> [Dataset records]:
——
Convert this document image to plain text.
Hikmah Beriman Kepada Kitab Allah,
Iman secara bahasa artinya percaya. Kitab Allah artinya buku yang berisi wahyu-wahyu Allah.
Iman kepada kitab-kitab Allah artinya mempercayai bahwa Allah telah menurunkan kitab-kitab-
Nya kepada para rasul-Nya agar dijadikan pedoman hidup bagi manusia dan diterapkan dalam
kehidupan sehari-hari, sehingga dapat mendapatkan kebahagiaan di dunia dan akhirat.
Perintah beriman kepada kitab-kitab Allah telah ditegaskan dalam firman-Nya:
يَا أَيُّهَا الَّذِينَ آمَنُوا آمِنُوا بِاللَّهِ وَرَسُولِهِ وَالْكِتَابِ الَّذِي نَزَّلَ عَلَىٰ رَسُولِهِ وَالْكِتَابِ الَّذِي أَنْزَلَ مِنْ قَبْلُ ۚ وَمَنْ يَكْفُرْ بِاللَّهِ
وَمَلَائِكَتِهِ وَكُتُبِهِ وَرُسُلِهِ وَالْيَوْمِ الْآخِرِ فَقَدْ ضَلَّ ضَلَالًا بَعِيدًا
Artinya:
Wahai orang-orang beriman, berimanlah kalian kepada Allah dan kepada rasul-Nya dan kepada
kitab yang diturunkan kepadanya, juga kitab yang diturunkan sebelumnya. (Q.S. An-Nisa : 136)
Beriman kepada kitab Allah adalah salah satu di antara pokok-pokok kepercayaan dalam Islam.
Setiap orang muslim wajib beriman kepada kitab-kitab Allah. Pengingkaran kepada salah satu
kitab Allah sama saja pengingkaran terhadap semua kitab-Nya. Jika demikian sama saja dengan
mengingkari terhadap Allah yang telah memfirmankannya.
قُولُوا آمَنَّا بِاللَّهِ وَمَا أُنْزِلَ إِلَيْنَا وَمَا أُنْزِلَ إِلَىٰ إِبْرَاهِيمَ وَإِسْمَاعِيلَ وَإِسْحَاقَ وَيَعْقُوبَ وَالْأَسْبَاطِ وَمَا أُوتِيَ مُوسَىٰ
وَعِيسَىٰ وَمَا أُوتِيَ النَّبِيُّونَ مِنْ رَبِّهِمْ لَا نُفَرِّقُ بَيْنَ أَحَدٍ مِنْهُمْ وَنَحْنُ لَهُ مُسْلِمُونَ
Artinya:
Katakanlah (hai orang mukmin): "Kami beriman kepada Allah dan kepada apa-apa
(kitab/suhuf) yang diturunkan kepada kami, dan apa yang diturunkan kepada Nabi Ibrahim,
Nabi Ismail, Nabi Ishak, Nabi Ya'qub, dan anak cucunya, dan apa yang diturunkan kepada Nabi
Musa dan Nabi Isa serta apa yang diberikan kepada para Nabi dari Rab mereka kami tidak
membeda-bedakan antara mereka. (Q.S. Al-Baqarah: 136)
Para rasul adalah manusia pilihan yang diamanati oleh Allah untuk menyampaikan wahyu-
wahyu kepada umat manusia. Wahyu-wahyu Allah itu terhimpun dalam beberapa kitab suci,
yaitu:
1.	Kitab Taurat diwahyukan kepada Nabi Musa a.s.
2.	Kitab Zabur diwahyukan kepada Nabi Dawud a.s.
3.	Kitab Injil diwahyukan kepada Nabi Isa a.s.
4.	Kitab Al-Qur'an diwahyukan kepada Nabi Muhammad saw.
——
> [WHAT IS ASKED]: Your task is to repeat the data exactly; please include every line.

> [ANSWER TO THE EXERCISE]:
Convert this document image to plain text.
Hikmah Beriman Kepada Kitab Allah,
Iman secara bahasa artinya percaya. Kitab Allah artinya buku yang berisi wahyu-wahyu Allah.
Iman kepada kitab-kitab Allah artinya mempercayai bahwa Allah telah menurunkan kitab-kitab-
Nya kepada para rasul-Nya agar dijadikan pedoman hidup bagi manusia dan diterapkan dalam
kehidupan sehari-hari, sehingga dapat mendapatkan kebahagiaan di dunia dan akhirat.
Perintah beriman kepada kitab-kitab Allah telah ditegaskan dalam firman-Nya:
يَا أَيُّهَا الَّذِينَ آمَنُوا آمِنُوا بِاللَّهِ وَرَسُولِهِ وَالْكِتَابِ الَّذِي نَزَّلَ عَلَىٰ رَسُولِهِ وَالْكِتَابِ الَّذِي أَنْزَلَ مِنْ قَبْلُ ۚ وَمَنْ يَكْفُرْ بِاللَّهِ
وَمَلَائِكَتِهِ وَكُتُبِهِ وَرُسُلِهِ وَالْيَوْمِ الْآخِرِ فَقَدْ ضَلَّ ضَلَالًا بَعِيدًا
Artinya:
Wahai orang-orang beriman, berimanlah kalian kepada Allah dan kepada rasul-Nya dan kepada
kitab yang diturunkan kepadanya, juga kitab yang diturunkan sebelumnya. (Q.S. An-Nisa : 136)
Beriman kepada kitab Allah adalah salah satu di antara pokok-pokok kepercayaan dalam Islam.
Setiap orang muslim wajib beriman kepada kitab-kitab Allah. Pengingkaran kepada salah satu
kitab Allah sama saja pengingkaran terhadap semua kitab-Nya. Jika demikian sama saja dengan
mengingkari terhadap Allah yang telah memfirmankannya.
قُولُوا آمَنَّا بِاللَّهِ وَمَا أُنْزِلَ إِلَيْنَا وَمَا أُنْزِلَ إِلَىٰ إِبْرَاهِيمَ وَإِسْمَاعِيلَ وَإِسْحَاقَ وَيَعْقُوبَ وَالْأَسْبَاطِ وَمَا أُوتِيَ مُوسَىٰ
وَعِيسَىٰ وَمَا أُوتِيَ النَّبِيُّونَ مِنْ رَبِّهِمْ لَا نُفَرِّقُ بَيْنَ أَحَدٍ مِنْهُمْ وَنَحْنُ لَهُ مُسْلِمُونَ
Artinya:
Katakanlah (hai orang mukmin): "Kami beriman kepada Allah dan kepada apa-apa
(kitab/suhuf) yang diturunkan kepada kami, dan apa yang diturunkan kepada Nabi Ibrahim,
Nabi Ismail, Nabi Ishak, Nabi Ya'qub, dan anak cucunya, dan apa yang diturunkan kepada Nabi
Musa dan Nabi Isa serta apa yang diberikan kepada para Nabi dari Rab mereka kami tidak
membeda-bedakan antara mereka. (Q.S. Al-Baqarah: 136)
Para rasul adalah manusia pilihan yang diamanati oleh Allah untuk menyampaikan wahyu-
wahyu kepada umat manusia. Wahyu-wahyu Allah itu terhimpun dalam beberapa kitab suci,
yaitu:
1.	Kitab Taurat diwahyukan kepada Nabi Musa a.s.
2.	Kitab Zabur diwahyukan kepada Nabi Dawud a.s.
3.	Kitab Injil diwahyukan kepada Nabi Isa a.s.
4.	Kitab Al-Qur'an diwahyukan kepada Nabi Muhammad saw.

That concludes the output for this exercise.